▶ [Challenge]
Check the listing below for lines that hold "supply". How many are there? Please give only the number.

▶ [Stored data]
* start *

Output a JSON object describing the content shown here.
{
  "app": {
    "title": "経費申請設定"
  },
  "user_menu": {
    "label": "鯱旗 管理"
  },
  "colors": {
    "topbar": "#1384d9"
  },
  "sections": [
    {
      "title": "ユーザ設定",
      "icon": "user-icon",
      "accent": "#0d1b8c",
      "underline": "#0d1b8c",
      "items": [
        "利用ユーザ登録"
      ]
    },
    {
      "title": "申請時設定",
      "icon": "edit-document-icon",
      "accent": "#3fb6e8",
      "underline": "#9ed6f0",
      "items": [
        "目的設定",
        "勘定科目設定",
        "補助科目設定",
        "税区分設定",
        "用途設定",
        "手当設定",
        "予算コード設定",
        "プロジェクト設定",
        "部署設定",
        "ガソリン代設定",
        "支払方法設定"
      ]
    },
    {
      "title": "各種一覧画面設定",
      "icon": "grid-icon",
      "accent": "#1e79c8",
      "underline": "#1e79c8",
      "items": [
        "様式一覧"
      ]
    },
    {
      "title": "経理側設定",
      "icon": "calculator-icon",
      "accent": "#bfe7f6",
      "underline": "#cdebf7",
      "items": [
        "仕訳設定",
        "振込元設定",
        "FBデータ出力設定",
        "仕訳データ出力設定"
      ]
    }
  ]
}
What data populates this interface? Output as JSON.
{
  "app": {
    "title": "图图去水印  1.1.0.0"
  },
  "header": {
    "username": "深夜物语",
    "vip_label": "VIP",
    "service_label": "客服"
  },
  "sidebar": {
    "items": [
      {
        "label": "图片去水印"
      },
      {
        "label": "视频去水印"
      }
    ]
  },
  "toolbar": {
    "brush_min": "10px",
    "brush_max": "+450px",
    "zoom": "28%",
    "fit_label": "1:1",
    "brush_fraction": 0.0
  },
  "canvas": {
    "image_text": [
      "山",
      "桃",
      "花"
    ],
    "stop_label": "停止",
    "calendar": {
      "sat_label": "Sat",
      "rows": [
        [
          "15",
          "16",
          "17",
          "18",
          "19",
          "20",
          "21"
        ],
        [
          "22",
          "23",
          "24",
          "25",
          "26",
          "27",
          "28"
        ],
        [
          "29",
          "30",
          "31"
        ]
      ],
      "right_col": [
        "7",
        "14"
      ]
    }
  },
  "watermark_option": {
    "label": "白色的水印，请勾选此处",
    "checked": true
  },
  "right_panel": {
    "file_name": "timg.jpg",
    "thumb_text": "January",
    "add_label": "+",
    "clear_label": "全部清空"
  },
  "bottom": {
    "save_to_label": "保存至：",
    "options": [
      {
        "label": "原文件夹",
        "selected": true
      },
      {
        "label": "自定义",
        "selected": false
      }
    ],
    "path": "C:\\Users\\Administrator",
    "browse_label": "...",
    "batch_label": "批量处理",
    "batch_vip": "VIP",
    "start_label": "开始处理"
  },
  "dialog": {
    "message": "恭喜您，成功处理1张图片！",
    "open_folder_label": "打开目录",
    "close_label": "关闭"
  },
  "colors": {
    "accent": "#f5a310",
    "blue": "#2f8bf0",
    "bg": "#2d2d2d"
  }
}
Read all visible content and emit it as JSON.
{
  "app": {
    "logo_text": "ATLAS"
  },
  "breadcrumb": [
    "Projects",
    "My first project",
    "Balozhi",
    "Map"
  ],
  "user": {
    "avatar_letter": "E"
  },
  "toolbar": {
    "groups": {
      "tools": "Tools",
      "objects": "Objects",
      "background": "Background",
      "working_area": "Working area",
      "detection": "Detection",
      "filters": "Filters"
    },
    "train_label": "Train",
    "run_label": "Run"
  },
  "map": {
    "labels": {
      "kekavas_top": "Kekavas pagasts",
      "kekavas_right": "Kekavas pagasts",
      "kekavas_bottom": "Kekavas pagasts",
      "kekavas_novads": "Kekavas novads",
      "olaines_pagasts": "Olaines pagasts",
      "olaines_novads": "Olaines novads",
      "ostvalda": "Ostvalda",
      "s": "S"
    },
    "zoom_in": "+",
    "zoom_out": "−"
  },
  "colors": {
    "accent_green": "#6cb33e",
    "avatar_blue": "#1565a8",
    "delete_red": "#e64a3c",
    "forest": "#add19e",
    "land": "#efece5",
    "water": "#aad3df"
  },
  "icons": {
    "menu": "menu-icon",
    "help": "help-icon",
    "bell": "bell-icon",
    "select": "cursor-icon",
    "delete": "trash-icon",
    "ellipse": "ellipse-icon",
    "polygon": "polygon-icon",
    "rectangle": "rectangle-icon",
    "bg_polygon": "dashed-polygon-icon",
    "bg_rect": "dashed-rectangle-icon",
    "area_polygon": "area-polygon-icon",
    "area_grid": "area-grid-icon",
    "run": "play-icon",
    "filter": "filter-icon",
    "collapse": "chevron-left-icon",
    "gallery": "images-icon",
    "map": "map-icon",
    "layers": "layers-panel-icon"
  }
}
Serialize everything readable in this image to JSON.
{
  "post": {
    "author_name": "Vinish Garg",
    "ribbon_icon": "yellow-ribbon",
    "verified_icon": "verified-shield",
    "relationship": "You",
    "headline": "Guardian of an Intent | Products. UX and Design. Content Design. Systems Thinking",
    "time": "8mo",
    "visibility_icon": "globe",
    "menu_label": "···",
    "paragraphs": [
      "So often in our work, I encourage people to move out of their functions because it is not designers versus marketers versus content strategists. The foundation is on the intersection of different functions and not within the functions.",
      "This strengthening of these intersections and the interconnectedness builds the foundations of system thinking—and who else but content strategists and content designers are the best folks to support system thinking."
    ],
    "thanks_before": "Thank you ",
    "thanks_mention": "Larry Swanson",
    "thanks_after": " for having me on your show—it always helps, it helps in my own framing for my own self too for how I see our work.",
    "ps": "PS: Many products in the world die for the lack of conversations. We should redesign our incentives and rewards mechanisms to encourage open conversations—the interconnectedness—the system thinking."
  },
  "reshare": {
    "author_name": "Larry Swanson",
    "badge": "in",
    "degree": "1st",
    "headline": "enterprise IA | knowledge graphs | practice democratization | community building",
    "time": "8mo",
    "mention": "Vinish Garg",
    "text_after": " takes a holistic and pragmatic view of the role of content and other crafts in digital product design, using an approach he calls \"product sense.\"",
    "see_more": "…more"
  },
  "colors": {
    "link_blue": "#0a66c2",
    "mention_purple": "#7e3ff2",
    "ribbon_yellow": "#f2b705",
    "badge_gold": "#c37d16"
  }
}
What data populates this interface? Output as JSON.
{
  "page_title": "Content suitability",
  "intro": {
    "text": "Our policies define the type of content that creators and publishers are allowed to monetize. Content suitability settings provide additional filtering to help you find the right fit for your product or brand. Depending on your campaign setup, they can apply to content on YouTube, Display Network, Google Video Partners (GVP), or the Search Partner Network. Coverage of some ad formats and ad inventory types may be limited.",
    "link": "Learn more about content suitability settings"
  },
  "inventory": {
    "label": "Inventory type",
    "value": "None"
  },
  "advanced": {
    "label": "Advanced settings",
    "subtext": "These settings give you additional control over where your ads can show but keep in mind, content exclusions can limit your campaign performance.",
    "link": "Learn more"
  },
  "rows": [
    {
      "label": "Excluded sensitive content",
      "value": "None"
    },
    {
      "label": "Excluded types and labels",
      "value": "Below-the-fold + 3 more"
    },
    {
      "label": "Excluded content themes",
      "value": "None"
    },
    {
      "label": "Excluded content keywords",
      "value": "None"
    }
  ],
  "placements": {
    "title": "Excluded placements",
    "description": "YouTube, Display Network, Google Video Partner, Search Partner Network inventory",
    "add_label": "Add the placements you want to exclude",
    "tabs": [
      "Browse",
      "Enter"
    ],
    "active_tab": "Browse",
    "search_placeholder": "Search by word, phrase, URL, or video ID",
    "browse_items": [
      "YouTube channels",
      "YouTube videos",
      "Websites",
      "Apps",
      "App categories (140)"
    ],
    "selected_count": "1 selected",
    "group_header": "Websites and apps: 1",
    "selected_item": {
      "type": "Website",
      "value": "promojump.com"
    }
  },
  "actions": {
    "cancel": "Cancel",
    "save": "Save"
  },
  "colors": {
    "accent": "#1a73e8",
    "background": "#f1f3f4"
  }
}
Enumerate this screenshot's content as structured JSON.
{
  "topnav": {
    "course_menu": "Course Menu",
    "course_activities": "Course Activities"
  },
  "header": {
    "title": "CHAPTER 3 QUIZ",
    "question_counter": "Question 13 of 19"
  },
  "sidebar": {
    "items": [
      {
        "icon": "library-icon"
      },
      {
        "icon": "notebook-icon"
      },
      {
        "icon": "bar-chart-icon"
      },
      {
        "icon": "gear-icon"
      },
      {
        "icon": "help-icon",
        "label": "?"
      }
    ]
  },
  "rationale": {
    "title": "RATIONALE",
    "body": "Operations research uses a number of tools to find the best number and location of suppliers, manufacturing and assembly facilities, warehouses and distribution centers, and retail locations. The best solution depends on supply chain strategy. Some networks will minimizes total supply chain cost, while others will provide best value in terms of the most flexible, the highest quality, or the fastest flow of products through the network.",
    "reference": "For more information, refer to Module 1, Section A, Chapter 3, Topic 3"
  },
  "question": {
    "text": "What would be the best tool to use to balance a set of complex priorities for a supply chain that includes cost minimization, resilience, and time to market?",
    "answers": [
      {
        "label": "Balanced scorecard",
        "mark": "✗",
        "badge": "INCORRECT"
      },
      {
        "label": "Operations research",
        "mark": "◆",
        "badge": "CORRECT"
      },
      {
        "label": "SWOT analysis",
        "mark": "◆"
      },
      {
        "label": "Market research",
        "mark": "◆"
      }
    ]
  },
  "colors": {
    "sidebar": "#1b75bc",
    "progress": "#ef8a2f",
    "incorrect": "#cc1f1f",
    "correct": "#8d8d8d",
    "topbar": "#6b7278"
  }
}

* end *

▶ [Exercise response]
2